[Stored data]
□ □ □
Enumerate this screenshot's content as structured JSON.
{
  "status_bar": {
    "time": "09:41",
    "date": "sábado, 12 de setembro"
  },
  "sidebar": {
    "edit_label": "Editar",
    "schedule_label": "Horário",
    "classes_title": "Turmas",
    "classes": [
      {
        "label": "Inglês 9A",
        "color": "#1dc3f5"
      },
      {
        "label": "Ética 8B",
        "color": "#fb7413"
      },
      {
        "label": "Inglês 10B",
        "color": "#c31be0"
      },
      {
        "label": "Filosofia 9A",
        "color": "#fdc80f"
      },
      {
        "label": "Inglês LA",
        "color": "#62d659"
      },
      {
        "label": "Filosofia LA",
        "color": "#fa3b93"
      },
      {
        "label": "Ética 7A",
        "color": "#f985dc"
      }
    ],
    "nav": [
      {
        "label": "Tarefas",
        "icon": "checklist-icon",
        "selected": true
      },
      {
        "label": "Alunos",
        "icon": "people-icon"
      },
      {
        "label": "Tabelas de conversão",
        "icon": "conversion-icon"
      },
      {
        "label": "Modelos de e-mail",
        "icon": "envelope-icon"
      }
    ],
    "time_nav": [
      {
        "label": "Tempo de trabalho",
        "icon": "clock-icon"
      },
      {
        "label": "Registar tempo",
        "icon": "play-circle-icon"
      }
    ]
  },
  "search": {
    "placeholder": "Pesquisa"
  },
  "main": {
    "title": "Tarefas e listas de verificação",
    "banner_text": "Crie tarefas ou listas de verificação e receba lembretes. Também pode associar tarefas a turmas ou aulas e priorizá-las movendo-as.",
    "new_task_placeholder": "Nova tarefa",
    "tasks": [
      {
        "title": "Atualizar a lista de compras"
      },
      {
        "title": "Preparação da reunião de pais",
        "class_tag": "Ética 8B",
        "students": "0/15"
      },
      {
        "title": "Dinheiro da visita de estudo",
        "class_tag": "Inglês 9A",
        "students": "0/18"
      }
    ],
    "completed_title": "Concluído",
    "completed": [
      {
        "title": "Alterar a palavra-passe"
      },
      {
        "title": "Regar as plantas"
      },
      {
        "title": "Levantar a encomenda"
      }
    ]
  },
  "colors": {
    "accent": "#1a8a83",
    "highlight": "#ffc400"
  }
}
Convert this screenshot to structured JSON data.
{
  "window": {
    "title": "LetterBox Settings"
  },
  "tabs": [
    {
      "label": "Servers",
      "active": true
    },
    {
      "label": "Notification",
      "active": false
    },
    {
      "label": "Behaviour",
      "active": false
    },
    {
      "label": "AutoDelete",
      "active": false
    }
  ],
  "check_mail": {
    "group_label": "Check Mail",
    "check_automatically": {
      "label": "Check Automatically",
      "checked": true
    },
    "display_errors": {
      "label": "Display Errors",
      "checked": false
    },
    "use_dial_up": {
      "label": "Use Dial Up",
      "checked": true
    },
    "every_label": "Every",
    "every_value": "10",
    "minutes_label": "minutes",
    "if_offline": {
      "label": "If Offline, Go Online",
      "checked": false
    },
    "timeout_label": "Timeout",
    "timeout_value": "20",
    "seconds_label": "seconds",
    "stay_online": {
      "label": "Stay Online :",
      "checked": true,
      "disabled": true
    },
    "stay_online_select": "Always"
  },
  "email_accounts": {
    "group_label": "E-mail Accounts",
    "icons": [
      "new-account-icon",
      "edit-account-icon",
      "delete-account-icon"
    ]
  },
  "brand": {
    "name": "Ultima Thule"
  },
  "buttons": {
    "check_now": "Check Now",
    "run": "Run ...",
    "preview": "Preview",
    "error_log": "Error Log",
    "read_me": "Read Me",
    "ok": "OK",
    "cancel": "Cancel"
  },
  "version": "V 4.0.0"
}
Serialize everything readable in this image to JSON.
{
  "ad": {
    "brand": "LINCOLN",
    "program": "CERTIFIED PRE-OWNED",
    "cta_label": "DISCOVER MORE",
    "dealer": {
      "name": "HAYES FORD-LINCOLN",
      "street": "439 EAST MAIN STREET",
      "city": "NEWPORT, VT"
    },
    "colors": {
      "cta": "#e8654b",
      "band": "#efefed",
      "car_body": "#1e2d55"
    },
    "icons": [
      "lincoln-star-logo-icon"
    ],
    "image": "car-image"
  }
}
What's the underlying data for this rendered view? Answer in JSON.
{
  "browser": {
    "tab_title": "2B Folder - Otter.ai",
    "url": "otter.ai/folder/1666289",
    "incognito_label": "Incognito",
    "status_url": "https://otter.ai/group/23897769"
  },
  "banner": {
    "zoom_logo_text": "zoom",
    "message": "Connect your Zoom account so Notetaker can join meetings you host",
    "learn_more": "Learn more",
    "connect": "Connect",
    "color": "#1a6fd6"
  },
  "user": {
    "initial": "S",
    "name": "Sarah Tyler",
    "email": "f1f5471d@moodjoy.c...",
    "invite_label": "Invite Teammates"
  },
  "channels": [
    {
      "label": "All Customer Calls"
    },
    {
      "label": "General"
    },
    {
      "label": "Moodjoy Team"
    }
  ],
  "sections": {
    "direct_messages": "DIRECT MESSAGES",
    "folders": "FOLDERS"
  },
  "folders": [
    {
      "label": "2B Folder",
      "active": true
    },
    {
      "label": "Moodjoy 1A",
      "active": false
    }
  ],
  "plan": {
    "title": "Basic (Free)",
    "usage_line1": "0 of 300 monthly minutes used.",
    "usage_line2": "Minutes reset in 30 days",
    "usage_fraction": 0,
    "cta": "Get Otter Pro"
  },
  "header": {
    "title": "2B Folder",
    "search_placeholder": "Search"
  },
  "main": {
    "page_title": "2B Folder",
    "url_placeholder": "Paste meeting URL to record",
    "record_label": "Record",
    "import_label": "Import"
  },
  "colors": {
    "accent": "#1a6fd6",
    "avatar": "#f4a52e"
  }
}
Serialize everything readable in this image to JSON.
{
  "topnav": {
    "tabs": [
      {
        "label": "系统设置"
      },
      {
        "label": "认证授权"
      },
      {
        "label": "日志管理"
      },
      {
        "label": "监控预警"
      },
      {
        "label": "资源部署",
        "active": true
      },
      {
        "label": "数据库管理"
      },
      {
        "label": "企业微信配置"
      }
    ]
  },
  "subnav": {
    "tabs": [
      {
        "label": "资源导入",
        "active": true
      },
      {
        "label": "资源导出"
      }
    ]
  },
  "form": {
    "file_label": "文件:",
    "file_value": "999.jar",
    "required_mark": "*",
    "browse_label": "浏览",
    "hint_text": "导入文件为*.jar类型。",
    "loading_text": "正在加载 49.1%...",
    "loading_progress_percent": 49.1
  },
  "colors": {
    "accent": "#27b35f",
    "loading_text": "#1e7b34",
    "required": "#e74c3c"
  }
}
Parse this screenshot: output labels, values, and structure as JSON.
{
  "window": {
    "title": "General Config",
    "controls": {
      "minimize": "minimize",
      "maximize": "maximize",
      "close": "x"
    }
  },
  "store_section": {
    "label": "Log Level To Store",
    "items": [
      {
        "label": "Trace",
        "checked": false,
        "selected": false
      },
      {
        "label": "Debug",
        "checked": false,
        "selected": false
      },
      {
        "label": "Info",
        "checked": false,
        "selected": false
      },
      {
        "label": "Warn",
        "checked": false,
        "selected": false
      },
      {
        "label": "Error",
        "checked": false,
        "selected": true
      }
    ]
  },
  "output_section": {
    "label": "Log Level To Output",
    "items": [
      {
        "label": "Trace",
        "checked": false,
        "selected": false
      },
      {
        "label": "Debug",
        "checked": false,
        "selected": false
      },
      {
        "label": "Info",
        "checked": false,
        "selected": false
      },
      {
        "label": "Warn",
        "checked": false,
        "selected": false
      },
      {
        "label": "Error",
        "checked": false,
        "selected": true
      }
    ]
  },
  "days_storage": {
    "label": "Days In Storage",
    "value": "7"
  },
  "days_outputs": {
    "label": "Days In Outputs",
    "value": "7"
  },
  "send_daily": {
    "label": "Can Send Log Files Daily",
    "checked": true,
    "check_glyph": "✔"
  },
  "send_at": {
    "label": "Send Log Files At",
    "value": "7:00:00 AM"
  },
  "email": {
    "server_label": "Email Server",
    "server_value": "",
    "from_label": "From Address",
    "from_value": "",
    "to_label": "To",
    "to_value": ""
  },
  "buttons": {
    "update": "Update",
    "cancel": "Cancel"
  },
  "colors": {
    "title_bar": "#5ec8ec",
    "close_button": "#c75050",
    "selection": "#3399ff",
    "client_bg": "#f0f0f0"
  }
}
□ □ □
:: Required task ::
Within the listing, how many lines hold the word "name"? Only the number is to be given.

:: The output ::
3